WHAT THE EXERCISE ASKS
Using the data beneath, show every line that includes the word "زكاته".

RECORDS FOR THE TASK
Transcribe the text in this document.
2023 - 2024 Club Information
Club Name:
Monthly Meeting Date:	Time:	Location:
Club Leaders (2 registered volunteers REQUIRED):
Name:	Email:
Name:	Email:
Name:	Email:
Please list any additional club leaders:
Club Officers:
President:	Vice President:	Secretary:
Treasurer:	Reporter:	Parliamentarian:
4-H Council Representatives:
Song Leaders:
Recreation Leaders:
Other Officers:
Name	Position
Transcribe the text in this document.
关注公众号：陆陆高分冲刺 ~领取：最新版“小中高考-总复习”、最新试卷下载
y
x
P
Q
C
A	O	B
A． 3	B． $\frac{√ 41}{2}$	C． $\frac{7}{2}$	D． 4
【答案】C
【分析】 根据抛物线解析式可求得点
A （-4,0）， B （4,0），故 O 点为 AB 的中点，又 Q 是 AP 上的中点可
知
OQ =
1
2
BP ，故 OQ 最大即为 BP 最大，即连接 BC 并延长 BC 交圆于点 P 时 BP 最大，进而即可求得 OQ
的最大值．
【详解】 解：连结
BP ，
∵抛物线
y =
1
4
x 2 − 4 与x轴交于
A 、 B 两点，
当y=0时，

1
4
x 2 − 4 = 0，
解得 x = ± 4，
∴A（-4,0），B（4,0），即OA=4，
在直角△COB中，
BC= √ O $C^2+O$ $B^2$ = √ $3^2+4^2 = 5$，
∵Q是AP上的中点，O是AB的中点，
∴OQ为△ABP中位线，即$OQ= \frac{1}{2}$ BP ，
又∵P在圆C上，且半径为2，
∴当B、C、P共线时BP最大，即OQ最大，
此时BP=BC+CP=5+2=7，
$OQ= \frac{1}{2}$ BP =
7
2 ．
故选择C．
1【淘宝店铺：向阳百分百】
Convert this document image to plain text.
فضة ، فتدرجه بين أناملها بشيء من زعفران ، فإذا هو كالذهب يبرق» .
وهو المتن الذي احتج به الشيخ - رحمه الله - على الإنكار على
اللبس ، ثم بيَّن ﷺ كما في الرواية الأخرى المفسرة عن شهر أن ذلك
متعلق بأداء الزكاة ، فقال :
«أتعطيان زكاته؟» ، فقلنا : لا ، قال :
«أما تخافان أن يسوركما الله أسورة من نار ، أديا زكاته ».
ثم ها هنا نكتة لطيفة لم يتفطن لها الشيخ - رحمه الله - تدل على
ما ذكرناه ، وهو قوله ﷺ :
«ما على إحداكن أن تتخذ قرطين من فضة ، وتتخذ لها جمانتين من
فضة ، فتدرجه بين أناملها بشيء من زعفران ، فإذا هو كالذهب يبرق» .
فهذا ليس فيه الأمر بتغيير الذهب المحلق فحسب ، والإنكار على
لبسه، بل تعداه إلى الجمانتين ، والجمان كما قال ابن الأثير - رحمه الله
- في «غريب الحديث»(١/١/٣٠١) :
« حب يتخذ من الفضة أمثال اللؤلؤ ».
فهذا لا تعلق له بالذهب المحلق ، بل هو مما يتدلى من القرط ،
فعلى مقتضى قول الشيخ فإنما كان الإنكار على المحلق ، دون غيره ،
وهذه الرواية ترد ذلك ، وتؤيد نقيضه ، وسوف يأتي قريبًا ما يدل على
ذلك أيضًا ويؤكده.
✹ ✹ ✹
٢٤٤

TASK SOLUTION
«أتعطيان زكاته؟» ، فقلنا : لا ، قال :
«أما تخافان أن يسوركما الله أسورة من نار ، أديا زكاته ».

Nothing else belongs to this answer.